[Element placement data]

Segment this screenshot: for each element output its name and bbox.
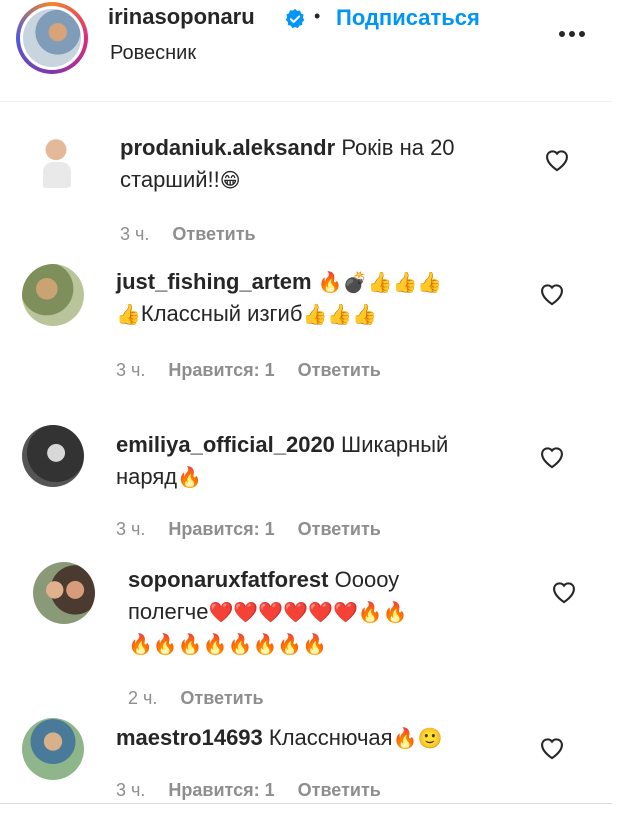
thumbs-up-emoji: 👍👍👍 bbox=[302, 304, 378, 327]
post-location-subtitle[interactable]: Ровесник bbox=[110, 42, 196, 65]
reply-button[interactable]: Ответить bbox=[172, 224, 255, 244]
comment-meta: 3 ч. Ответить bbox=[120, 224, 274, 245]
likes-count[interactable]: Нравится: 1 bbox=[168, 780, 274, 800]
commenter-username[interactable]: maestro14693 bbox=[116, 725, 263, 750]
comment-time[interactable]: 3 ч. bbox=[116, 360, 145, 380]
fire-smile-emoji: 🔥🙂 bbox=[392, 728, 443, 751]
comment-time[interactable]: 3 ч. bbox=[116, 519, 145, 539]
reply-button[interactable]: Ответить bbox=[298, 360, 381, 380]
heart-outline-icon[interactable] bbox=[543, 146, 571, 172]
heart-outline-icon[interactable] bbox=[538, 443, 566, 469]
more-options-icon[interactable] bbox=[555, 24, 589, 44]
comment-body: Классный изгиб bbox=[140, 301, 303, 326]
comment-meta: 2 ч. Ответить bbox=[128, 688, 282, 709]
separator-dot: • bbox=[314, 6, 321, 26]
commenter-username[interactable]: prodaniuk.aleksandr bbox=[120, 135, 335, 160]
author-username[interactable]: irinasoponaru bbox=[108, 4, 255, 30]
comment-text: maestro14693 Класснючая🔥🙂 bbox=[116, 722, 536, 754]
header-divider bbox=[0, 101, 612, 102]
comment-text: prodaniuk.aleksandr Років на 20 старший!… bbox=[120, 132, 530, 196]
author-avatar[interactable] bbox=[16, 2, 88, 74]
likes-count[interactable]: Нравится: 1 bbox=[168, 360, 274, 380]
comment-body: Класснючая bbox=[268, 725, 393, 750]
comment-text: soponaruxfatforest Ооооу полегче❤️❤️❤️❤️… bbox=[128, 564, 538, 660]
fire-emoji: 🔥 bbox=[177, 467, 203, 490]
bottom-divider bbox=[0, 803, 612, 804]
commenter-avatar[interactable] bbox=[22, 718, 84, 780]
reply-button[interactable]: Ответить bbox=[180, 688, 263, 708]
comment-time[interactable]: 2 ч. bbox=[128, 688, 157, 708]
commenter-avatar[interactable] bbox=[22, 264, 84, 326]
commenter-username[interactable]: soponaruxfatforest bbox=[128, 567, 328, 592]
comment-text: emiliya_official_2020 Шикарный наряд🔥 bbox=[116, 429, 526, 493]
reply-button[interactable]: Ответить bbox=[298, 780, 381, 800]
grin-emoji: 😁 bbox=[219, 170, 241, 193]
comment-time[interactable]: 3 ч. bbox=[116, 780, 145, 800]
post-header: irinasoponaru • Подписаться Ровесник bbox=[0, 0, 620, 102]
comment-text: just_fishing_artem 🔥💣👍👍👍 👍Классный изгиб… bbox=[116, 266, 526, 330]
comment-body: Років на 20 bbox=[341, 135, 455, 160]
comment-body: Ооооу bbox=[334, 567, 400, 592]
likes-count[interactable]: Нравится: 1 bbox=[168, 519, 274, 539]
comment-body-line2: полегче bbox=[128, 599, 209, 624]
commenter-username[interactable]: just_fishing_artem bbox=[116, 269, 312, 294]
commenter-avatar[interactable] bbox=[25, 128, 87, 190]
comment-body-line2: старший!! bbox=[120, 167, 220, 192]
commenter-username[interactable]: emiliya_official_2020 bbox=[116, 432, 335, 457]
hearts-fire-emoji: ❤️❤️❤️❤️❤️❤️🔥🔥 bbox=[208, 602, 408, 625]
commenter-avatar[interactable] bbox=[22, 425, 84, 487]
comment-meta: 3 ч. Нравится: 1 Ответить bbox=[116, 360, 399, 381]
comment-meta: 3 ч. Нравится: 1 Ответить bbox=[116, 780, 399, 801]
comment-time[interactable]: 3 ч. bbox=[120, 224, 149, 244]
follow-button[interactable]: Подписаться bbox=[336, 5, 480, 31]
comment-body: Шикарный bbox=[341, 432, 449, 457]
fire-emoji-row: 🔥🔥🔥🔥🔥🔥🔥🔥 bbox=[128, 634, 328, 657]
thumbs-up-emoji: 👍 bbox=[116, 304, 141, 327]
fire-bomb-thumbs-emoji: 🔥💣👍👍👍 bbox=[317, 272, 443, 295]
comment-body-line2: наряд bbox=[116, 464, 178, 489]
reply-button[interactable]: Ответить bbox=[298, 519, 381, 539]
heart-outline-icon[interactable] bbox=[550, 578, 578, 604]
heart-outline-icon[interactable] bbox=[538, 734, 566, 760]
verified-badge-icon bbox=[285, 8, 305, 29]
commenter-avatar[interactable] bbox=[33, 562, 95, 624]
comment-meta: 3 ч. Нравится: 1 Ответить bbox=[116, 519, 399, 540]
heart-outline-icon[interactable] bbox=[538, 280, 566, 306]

*TASK GOAL*.
Please output every line of the listing above without any change, leaving out the picture.

*FINAL ANSWER*.
Segment this screenshot: for each element output its name and bbox.
thumbs-up-emoji: 👍👍👍 bbox=[302, 304, 378, 327]
post-location-subtitle[interactable]: Ровесник bbox=[110, 42, 196, 65]
reply-button[interactable]: Ответить bbox=[172, 224, 255, 244]
comment-meta: 3 ч. Ответить bbox=[120, 224, 274, 245]
likes-count[interactable]: Нравится: 1 bbox=[168, 780, 274, 800]
commenter-username[interactable]: maestro14693 bbox=[116, 725, 263, 750]
comment-time[interactable]: 3 ч. bbox=[116, 360, 145, 380]
fire-smile-emoji: 🔥🙂 bbox=[392, 728, 443, 751]
comment-time[interactable]: 3 ч. bbox=[116, 519, 145, 539]
reply-button[interactable]: Ответить bbox=[298, 360, 381, 380]
heart-outline-icon[interactable] bbox=[543, 146, 571, 172]
heart-outline-icon[interactable] bbox=[538, 443, 566, 469]
more-options-icon[interactable] bbox=[555, 24, 589, 44]
comment-body: Классный изгиб bbox=[140, 301, 303, 326]
comment-meta: 2 ч. Ответить bbox=[128, 688, 282, 709]
separator-dot: • bbox=[314, 6, 321, 26]
commenter-username[interactable]: prodaniuk.aleksandr bbox=[120, 135, 335, 160]
author-username[interactable]: irinasoponaru bbox=[108, 4, 255, 30]
comment-text: maestro14693 Класснючая🔥🙂 bbox=[116, 722, 536, 754]
header-divider bbox=[0, 101, 612, 102]
comment-text: prodaniuk.aleksandr Років на 20 старший!… bbox=[120, 132, 530, 196]
author-avatar[interactable] bbox=[16, 2, 88, 74]
likes-count[interactable]: Нравится: 1 bbox=[168, 360, 274, 380]
comment-body: Класснючая bbox=[268, 725, 393, 750]
comment-text: soponaruxfatforest Ооооу полегче❤️❤️❤️❤️… bbox=[128, 564, 538, 660]
fire-emoji: 🔥 bbox=[177, 467, 203, 490]
bottom-divider bbox=[0, 803, 612, 804]
commenter-avatar[interactable] bbox=[22, 718, 84, 780]
reply-button[interactable]: Ответить bbox=[180, 688, 263, 708]
comment-time[interactable]: 2 ч. bbox=[128, 688, 157, 708]
commenter-avatar[interactable] bbox=[22, 264, 84, 326]
commenter-username[interactable]: soponaruxfatforest bbox=[128, 567, 328, 592]
comment-text: emiliya_official_2020 Шикарный наряд🔥 bbox=[116, 429, 526, 493]
reply-button[interactable]: Ответить bbox=[298, 780, 381, 800]
grin-emoji: 😁 bbox=[219, 170, 241, 193]
comment-time[interactable]: 3 ч. bbox=[116, 780, 145, 800]
post-header: irinasoponaru • Подписаться Ровесник bbox=[0, 0, 620, 102]
comment-text: just_fishing_artem 🔥💣👍👍👍 👍Классный изгиб… bbox=[116, 266, 526, 330]
comment-body: Років на 20 bbox=[341, 135, 455, 160]
comment-body: Ооооу bbox=[334, 567, 400, 592]
likes-count[interactable]: Нравится: 1 bbox=[168, 519, 274, 539]
comment-body-line2: полегче bbox=[128, 599, 209, 624]
commenter-username[interactable]: just_fishing_artem bbox=[116, 269, 312, 294]
commenter-avatar[interactable] bbox=[25, 128, 87, 190]
comment-body-line2: старший!! bbox=[120, 167, 220, 192]
commenter-username[interactable]: emiliya_official_2020 bbox=[116, 432, 335, 457]
hearts-fire-emoji: ❤️❤️❤️❤️❤️❤️🔥🔥 bbox=[208, 602, 408, 625]
commenter-avatar[interactable] bbox=[22, 425, 84, 487]
comment-meta: 3 ч. Нравится: 1 Ответить bbox=[116, 360, 399, 381]
comment-meta: 3 ч. Нравится: 1 Ответить bbox=[116, 780, 399, 801]
comment-time[interactable]: 3 ч. bbox=[120, 224, 149, 244]
follow-button[interactable]: Подписаться bbox=[336, 5, 480, 31]
comment-body: Шикарный bbox=[341, 432, 449, 457]
fire-emoji-row: 🔥🔥🔥🔥🔥🔥🔥🔥 bbox=[128, 634, 328, 657]
thumbs-up-emoji: 👍 bbox=[116, 304, 141, 327]
fire-bomb-thumbs-emoji: 🔥💣👍👍👍 bbox=[317, 272, 443, 295]
comment-body-line2: наряд bbox=[116, 464, 178, 489]
reply-button[interactable]: Ответить bbox=[298, 519, 381, 539]
heart-outline-icon[interactable] bbox=[550, 578, 578, 604]
heart-outline-icon[interactable] bbox=[538, 734, 566, 760]
verified-badge-icon bbox=[285, 8, 305, 29]
commenter-avatar[interactable] bbox=[33, 562, 95, 624]
comment-meta: 3 ч. Нравится: 1 Ответить bbox=[116, 519, 399, 540]
heart-outline-icon[interactable] bbox=[538, 280, 566, 306]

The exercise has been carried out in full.